--- BEGIN Records shown ---
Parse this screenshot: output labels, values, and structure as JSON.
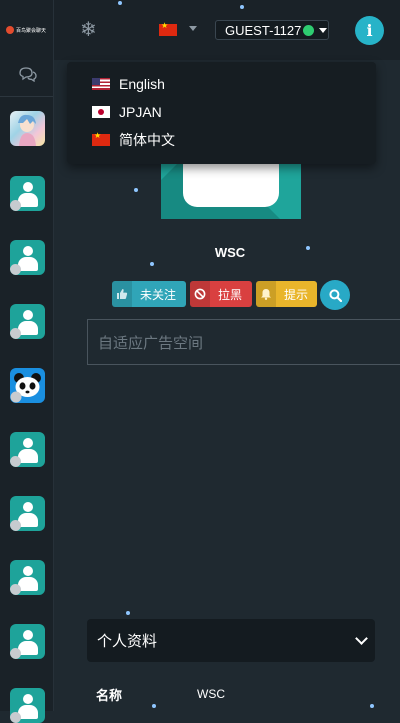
{
  "brand": {
    "logo_text": "百鸟聚会聊天"
  },
  "topbar": {
    "guest_name": "GUEST-1127",
    "info_label": "i"
  },
  "language_menu": {
    "items": [
      {
        "label": "English",
        "flag": "us-flag"
      },
      {
        "label": "JPJAN",
        "flag": "jp-flag"
      },
      {
        "label": "简体中文",
        "flag": "cn-flag"
      }
    ]
  },
  "profile": {
    "name": "WSC",
    "buttons": {
      "follow": "未关注",
      "block": "拉黑",
      "remind": "提示"
    }
  },
  "ad": {
    "text": "自适应广告空间"
  },
  "details": {
    "section_title": "个人资料",
    "fields": [
      {
        "key": "名称",
        "value": "WSC"
      }
    ]
  },
  "colors": {
    "accent_teal": "#1ea39a",
    "info_blue": "#27b3c8",
    "danger_red": "#d94040",
    "warning_yellow": "#e9b52b",
    "online_green": "#2ecc71"
  }
}
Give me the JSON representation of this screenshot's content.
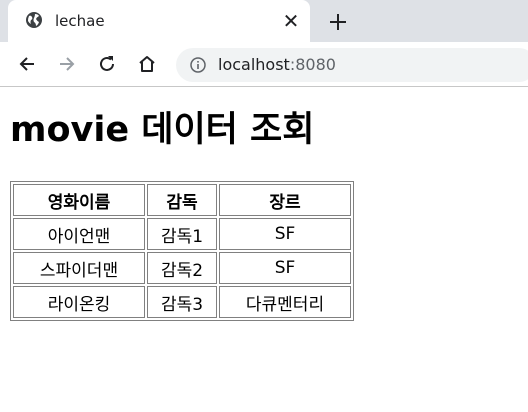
{
  "browser": {
    "tab": {
      "title": "lechae",
      "close_label": "✕"
    },
    "new_tab_label": "+",
    "address": {
      "host": "localhost",
      "port": ":8080"
    }
  },
  "page": {
    "heading": "movie 데이터 조회",
    "table": {
      "headers": [
        "영화이름",
        "감독",
        "장르"
      ],
      "rows": [
        [
          "아이언맨",
          "감독1",
          "SF"
        ],
        [
          "스파이더맨",
          "감독2",
          "SF"
        ],
        [
          "라이온킹",
          "감독3",
          "다큐멘터리"
        ]
      ]
    }
  }
}
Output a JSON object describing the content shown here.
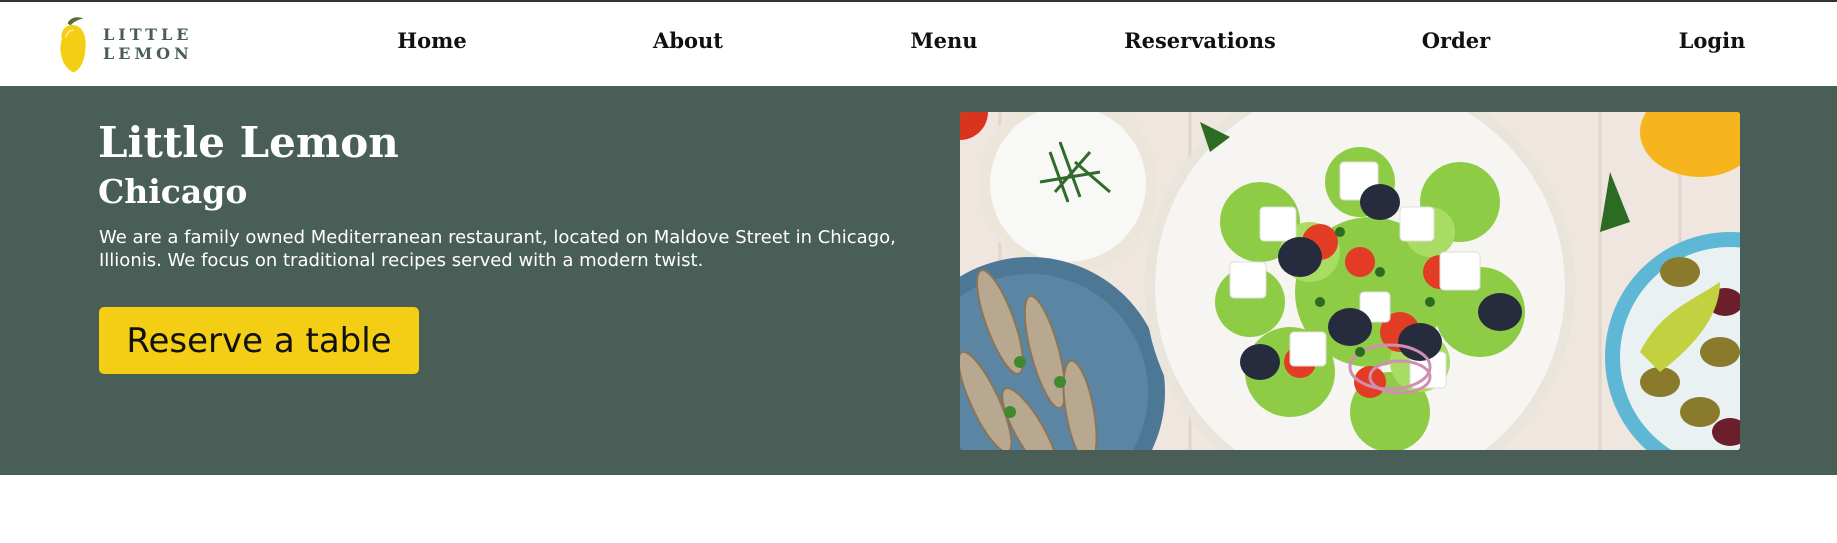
{
  "brand": {
    "logo_text": "LITTLE LEMON",
    "logo_icon": "lemon-icon",
    "primary_color": "#495e57",
    "accent_color": "#f4ce14"
  },
  "nav": {
    "items": [
      {
        "label": "Home"
      },
      {
        "label": "About"
      },
      {
        "label": "Menu"
      },
      {
        "label": "Reservations"
      },
      {
        "label": "Order"
      },
      {
        "label": "Login"
      }
    ]
  },
  "hero": {
    "title": "Little Lemon",
    "subtitle": "Chicago",
    "description": "We are a family owned Mediterranean restaurant, located on Maldove Street in Chicago, Illionis. We focus on traditional recipes served with a modern twist.",
    "cta_label": "Reserve a table",
    "image_alt": "Greek salad"
  }
}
--- END Records shown ---
Show each line of the data that contains the string "this".

Result of the task:
Parse this screenshot: output labels, values, and structure as JSON.
Give me the JSON representation of this screenshot's content.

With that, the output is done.